# OBJECTIVE:
Return each line that holds the word "Approx".

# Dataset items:

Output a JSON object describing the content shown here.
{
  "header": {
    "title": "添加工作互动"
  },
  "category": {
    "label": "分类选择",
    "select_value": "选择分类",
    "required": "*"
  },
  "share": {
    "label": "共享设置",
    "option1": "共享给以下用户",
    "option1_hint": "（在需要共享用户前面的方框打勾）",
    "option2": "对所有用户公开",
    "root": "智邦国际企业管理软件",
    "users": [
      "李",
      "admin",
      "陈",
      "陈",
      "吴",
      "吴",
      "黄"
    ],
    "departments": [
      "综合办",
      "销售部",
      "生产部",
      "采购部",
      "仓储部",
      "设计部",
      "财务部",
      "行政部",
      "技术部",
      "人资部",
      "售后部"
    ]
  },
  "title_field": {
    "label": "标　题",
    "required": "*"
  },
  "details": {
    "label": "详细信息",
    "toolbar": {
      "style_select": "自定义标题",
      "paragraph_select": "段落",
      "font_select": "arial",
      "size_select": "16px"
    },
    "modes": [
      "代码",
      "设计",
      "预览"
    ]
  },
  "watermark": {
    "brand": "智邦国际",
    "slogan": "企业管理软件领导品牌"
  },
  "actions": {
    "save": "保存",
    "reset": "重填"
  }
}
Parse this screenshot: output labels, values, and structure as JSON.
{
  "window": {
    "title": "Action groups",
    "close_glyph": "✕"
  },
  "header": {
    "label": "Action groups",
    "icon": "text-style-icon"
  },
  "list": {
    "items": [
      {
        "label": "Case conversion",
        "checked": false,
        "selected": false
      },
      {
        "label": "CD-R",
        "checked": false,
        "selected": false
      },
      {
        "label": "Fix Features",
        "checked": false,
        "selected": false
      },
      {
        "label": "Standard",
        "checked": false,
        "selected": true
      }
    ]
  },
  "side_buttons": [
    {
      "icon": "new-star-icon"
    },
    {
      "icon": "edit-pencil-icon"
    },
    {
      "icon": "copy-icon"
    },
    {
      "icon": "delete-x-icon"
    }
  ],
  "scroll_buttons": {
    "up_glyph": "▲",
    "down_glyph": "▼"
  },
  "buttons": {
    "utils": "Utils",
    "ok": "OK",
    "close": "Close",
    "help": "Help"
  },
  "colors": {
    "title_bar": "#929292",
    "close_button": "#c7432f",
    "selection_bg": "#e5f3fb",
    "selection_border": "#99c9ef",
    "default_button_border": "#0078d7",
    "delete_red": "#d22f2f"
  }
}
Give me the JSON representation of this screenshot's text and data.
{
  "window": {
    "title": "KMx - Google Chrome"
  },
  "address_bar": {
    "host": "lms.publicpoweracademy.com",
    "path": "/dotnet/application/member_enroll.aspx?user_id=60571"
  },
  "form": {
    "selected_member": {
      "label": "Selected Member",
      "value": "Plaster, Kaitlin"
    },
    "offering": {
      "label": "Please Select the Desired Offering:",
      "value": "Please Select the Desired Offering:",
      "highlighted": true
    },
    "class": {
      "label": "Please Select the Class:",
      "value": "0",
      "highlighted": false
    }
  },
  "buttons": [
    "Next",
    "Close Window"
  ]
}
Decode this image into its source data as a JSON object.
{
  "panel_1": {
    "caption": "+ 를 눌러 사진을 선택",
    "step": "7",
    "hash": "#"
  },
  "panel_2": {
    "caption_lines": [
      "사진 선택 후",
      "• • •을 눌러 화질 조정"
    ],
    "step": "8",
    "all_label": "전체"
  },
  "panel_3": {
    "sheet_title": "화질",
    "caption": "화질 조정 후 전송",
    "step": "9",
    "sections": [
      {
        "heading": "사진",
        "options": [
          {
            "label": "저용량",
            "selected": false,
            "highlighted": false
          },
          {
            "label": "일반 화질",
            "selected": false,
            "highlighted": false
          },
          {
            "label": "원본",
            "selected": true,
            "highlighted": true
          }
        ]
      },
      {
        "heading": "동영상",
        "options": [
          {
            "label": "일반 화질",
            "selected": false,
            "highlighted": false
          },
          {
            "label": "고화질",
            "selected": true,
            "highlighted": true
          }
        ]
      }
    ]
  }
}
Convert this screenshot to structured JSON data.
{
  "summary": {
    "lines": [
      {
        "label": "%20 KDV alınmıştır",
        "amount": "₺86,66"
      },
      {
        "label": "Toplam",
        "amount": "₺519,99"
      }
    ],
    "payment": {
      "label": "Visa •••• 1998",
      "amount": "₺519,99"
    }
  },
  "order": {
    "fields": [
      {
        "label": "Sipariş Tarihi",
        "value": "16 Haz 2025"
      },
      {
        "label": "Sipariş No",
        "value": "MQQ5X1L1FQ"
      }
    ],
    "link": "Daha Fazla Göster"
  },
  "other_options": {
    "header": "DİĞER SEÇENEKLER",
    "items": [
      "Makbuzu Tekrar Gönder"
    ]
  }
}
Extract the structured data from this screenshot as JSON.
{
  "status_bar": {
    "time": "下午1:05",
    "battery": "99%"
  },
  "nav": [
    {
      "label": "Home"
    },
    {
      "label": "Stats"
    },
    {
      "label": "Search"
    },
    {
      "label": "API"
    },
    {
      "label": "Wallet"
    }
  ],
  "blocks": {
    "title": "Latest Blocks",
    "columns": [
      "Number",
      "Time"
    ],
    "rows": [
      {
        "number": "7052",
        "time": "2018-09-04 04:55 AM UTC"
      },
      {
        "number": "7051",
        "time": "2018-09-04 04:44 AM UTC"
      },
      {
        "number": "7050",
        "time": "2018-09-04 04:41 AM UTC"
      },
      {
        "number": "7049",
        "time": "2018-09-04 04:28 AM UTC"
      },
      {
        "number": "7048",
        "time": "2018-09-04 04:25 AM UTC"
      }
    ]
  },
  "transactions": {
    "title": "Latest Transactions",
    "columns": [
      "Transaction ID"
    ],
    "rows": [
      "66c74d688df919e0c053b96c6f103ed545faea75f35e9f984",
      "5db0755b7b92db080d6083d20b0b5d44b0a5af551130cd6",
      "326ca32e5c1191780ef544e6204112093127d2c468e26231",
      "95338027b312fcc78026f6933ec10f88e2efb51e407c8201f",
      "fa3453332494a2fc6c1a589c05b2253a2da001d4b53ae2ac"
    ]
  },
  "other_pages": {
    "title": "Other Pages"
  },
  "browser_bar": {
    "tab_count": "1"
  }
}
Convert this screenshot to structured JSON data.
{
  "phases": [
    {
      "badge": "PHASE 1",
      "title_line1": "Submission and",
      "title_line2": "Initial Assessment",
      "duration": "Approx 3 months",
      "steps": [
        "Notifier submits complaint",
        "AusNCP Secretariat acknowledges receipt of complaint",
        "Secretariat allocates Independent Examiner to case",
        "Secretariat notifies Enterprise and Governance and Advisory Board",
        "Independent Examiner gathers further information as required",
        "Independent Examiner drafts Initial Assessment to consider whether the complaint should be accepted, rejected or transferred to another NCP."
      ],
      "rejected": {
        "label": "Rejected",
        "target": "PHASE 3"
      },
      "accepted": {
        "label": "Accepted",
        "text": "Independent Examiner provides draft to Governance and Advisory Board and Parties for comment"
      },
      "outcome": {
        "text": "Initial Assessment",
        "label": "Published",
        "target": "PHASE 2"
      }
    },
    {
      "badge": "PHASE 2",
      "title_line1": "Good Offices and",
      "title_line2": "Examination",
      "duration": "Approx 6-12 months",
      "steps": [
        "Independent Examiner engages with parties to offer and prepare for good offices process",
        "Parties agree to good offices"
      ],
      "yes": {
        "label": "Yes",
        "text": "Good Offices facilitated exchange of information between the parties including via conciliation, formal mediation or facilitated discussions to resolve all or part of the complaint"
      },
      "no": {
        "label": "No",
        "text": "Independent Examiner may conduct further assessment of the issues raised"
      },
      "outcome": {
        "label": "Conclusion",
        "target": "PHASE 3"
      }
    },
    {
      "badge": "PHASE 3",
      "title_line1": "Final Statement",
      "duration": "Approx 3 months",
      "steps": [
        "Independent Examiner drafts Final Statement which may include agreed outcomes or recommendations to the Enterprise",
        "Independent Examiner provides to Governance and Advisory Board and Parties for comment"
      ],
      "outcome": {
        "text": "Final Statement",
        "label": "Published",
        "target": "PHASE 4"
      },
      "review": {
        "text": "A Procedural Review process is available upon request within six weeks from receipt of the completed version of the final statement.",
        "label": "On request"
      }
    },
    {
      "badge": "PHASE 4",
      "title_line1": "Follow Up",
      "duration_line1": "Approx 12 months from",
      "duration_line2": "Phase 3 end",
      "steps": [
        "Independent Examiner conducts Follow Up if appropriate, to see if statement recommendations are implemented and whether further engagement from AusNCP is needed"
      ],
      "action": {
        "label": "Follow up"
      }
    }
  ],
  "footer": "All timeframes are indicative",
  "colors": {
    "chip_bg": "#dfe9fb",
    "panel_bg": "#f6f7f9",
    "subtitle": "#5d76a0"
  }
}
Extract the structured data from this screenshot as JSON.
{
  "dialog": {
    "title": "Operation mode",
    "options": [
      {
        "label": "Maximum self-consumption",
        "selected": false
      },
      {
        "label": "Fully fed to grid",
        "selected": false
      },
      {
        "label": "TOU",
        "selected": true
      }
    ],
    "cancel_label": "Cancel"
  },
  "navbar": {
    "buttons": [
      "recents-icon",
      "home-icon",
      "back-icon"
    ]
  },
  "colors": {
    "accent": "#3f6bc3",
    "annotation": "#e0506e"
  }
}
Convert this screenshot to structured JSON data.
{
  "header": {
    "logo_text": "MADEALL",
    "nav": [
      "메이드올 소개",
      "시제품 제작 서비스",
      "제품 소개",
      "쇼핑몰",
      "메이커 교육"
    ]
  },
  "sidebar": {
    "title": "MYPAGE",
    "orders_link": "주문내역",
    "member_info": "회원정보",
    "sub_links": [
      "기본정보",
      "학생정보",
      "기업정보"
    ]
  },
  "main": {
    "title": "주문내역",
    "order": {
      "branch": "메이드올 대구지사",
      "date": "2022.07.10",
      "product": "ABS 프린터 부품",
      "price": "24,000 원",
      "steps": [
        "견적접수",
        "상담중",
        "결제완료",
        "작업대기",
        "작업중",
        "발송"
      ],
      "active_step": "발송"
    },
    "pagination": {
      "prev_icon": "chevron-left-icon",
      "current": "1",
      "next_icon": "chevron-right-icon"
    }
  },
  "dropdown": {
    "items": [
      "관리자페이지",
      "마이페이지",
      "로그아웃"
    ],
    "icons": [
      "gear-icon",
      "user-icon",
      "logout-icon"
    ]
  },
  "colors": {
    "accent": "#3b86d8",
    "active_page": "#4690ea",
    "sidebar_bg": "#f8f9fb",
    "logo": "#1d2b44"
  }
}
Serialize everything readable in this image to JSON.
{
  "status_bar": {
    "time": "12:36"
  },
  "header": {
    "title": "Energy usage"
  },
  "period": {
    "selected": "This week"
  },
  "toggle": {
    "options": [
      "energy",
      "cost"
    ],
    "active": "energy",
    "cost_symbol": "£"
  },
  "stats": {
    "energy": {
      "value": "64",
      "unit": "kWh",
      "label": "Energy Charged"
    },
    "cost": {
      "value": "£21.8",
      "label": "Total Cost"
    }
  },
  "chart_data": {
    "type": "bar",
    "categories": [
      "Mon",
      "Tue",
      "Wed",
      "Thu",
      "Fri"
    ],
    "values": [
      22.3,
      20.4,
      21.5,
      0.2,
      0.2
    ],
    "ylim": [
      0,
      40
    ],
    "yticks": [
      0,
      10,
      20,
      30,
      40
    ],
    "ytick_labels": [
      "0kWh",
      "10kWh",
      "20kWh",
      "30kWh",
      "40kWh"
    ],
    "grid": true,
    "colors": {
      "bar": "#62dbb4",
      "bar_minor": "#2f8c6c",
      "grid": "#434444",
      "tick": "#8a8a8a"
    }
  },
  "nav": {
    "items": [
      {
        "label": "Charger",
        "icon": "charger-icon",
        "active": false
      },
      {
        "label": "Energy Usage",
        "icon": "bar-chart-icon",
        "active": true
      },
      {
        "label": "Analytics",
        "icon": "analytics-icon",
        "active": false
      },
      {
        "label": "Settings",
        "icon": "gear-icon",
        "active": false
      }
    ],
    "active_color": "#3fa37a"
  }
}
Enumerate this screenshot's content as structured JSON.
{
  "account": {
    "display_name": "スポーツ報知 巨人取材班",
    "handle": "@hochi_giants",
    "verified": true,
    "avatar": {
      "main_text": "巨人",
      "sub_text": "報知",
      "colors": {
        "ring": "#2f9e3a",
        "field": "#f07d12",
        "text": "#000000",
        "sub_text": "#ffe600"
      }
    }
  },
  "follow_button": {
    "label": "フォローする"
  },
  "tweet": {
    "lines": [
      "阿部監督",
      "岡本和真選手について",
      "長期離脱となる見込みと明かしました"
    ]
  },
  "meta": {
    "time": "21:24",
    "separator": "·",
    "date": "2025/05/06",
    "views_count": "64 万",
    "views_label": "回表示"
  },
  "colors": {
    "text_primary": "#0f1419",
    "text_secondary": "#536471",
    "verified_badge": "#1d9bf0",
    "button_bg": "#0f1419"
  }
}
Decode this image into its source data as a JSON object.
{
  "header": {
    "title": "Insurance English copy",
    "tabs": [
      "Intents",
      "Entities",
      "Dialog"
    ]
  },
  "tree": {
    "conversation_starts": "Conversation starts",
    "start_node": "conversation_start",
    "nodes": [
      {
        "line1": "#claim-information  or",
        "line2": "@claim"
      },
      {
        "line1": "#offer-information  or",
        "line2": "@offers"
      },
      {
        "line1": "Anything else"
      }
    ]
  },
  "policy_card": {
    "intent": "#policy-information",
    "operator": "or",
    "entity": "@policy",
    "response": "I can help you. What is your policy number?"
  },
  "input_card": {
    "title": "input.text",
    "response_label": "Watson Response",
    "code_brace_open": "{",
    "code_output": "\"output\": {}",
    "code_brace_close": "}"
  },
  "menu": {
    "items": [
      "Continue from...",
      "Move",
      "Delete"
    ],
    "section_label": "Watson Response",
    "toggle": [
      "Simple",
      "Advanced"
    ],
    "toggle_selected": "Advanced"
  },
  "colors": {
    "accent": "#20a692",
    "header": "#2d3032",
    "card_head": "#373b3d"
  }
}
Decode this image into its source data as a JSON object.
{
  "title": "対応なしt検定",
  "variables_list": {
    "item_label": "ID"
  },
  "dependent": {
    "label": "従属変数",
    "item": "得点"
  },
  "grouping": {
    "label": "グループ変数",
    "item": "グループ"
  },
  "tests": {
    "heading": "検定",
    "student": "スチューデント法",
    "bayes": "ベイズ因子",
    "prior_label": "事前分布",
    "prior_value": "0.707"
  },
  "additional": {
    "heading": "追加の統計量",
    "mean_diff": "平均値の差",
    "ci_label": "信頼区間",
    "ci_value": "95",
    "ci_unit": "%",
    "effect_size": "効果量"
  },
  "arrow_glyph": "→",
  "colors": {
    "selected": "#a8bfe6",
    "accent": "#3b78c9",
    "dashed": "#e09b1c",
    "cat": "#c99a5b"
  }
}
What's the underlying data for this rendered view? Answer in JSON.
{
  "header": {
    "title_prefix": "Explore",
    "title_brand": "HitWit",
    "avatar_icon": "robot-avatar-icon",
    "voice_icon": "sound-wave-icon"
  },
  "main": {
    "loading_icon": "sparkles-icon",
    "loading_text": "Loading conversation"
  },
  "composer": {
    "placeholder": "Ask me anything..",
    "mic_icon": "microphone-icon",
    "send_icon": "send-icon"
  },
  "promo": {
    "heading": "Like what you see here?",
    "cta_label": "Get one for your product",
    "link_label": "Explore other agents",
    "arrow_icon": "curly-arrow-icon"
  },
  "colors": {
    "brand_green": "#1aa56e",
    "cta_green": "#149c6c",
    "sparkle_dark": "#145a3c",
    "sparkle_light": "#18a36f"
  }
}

# WRITTEN ANSWER:
      "duration": "Approx 3 months",
      "duration": "Approx 6-12 months",
      "duration": "Approx 3 months",
      "duration_line1": "Approx 12 months from",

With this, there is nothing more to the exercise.